Write the material out again, line by line, exactly as it is.

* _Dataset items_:
**********

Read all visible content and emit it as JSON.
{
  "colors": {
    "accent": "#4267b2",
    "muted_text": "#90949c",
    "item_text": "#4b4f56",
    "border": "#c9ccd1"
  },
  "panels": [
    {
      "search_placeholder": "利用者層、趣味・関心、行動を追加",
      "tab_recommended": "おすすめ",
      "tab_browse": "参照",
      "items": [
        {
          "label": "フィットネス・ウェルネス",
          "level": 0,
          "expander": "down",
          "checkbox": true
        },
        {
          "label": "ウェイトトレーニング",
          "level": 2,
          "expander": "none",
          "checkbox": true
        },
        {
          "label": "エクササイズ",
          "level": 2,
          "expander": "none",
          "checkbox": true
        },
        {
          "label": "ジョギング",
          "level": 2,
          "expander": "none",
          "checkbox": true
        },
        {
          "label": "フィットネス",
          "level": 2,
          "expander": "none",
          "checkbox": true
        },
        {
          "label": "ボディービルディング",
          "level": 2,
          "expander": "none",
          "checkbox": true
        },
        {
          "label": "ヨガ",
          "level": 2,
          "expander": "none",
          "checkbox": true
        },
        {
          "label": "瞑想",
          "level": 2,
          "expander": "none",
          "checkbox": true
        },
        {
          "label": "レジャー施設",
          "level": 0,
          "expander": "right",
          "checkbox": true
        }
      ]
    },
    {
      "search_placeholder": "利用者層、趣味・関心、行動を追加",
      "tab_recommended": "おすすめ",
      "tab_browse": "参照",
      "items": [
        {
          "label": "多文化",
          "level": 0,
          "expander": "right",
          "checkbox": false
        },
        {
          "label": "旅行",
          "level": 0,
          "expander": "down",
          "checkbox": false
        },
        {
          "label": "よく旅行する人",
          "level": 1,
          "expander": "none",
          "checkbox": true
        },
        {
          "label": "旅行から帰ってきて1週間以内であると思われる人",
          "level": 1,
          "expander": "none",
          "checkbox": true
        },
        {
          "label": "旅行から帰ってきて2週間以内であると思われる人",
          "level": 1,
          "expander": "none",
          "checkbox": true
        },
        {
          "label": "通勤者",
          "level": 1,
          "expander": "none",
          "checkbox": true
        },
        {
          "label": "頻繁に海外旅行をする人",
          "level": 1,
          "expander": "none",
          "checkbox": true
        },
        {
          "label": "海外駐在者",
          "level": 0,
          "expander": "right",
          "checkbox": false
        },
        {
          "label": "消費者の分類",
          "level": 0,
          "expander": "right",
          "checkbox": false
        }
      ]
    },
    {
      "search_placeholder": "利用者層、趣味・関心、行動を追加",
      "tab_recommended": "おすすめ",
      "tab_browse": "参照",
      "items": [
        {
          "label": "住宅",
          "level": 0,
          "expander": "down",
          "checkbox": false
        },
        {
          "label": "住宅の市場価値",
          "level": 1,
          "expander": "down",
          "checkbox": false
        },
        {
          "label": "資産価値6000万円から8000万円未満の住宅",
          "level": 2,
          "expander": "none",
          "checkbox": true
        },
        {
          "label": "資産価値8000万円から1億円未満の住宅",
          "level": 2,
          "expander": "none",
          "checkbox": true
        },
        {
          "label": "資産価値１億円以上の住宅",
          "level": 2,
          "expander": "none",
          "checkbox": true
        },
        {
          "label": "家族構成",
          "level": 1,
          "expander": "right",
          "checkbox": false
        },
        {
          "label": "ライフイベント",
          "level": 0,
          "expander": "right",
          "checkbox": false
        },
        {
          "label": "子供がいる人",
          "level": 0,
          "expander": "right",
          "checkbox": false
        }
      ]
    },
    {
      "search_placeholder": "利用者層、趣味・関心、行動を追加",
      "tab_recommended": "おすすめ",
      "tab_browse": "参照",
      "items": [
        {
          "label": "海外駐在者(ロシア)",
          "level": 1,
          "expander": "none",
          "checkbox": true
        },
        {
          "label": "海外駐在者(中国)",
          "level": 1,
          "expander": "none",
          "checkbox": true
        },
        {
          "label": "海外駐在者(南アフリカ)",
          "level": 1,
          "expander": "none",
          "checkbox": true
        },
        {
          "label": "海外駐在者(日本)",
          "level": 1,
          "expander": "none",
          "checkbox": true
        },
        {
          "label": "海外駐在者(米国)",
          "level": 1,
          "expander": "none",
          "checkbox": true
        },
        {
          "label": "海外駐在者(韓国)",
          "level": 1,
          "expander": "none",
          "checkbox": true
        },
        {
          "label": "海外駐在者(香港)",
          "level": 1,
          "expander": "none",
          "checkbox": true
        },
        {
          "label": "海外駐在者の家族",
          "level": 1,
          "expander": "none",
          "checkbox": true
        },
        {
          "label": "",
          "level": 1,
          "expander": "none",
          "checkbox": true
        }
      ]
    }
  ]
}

**********

* _Finished task_:
Read all visible content and emit it as JSON.
{
  "colors": {
    "accent": "#4267b2",
    "muted_text": "#90949c",
    "item_text": "#4b4f56",
    "border": "#c9ccd1"
  },
  "panels": [
    {
      "search_placeholder": "利用者層、趣味・関心、行動を追加",
      "tab_recommended": "おすすめ",
      "tab_browse": "参照",
      "items": [
        {
          "label": "フィットネス・ウェルネス",
          "level": 0,
          "expander": "down",
          "checkbox": true
        },
        {
          "label": "ウェイトトレーニング",
          "level": 2,
          "expander": "none",
          "checkbox": true
        },
        {
          "label": "エクササイズ",
          "level": 2,
          "expander": "none",
          "checkbox": true
        },
        {
          "label": "ジョギング",
          "level": 2,
          "expander": "none",
          "checkbox": true
        },
        {
          "label": "フィットネス",
          "level": 2,
          "expander": "none",
          "checkbox": true
        },
        {
          "label": "ボディービルディング",
          "level": 2,
          "expander": "none",
          "checkbox": true
        },
        {
          "label": "ヨガ",
          "level": 2,
          "expander": "none",
          "checkbox": true
        },
        {
          "label": "瞑想",
          "level": 2,
          "expander": "none",
          "checkbox": true
        },
        {
          "label": "レジャー施設",
          "level": 0,
          "expander": "right",
          "checkbox": true
        }
      ]
    },
    {
      "search_placeholder": "利用者層、趣味・関心、行動を追加",
      "tab_recommended": "おすすめ",
      "tab_browse": "参照",
      "items": [
        {
          "label": "多文化",
          "level": 0,
          "expander": "right",
          "checkbox": false
        },
        {
          "label": "旅行",
          "level": 0,
          "expander": "down",
          "checkbox": false
        },
        {
          "label": "よく旅行する人",
          "level": 1,
          "expander": "none",
          "checkbox": true
        },
        {
          "label": "旅行から帰ってきて1週間以内であると思われる人",
          "level": 1,
          "expander": "none",
          "checkbox": true
        },
        {
          "label": "旅行から帰ってきて2週間以内であると思われる人",
          "level": 1,
          "expander": "none",
          "checkbox": true
        },
        {
          "label": "通勤者",
          "level": 1,
          "expander": "none",
          "checkbox": true
        },
        {
          "label": "頻繁に海外旅行をする人",
          "level": 1,
          "expander": "none",
          "checkbox": true
        },
        {
          "label": "海外駐在者",
          "level": 0,
          "expander": "right",
          "checkbox": false
        },
        {
          "label": "消費者の分類",
          "level": 0,
          "expander": "right",
          "checkbox": false
        }
      ]
    },
    {
      "search_placeholder": "利用者層、趣味・関心、行動を追加",
      "tab_recommended": "おすすめ",
      "tab_browse": "参照",
      "items": [
        {
          "label": "住宅",
          "level": 0,
          "expander": "down",
          "checkbox": false
        },
        {
          "label": "住宅の市場価値",
          "level": 1,
          "expander": "down",
          "checkbox": false
        },
        {
          "label": "資産価値6000万円から8000万円未満の住宅",
          "level": 2,
          "expander": "none",
          "checkbox": true
        },
        {
          "label": "資産価値8000万円から1億円未満の住宅",
          "level": 2,
          "expander": "none",
          "checkbox": true
        },
        {
          "label": "資産価値１億円以上の住宅",
          "level": 2,
          "expander": "none",
          "checkbox": true
        },
        {
          "label": "家族構成",
          "level": 1,
          "expander": "right",
          "checkbox": false
        },
        {
          "label": "ライフイベント",
          "level": 0,
          "expander": "right",
          "checkbox": false
        },
        {
          "label": "子供がいる人",
          "level": 0,
          "expander": "right",
          "checkbox": false
        }
      ]
    },
    {
      "search_placeholder": "利用者層、趣味・関心、行動を追加",
      "tab_recommended": "おすすめ",
      "tab_browse": "参照",
      "items": [
        {
          "label": "海外駐在者(ロシア)",
          "level": 1,
          "expander": "none",
          "checkbox": true
        },
        {
          "label": "海外駐在者(中国)",
          "level": 1,
          "expander": "none",
          "checkbox": true
        },
        {
          "label": "海外駐在者(南アフリカ)",
          "level": 1,
          "expander": "none",
          "checkbox": true
        },
        {
          "label": "海外駐在者(日本)",
          "level": 1,
          "expander": "none",
          "checkbox": true
        },
        {
          "label": "海外駐在者(米国)",
          "level": 1,
          "expander": "none",
          "checkbox": true
        },
        {
          "label": "海外駐在者(韓国)",
          "level": 1,
          "expander": "none",
          "checkbox": true
        },
        {
          "label": "海外駐在者(香港)",
          "level": 1,
          "expander": "none",
          "checkbox": true
        },
        {
          "label": "海外駐在者の家族",
          "level": 1,
          "expander": "none",
          "checkbox": true
        },
        {
          "label": "",
          "level": 1,
          "expander": "none",
          "checkbox": true
        }
      ]
    }
  ]
}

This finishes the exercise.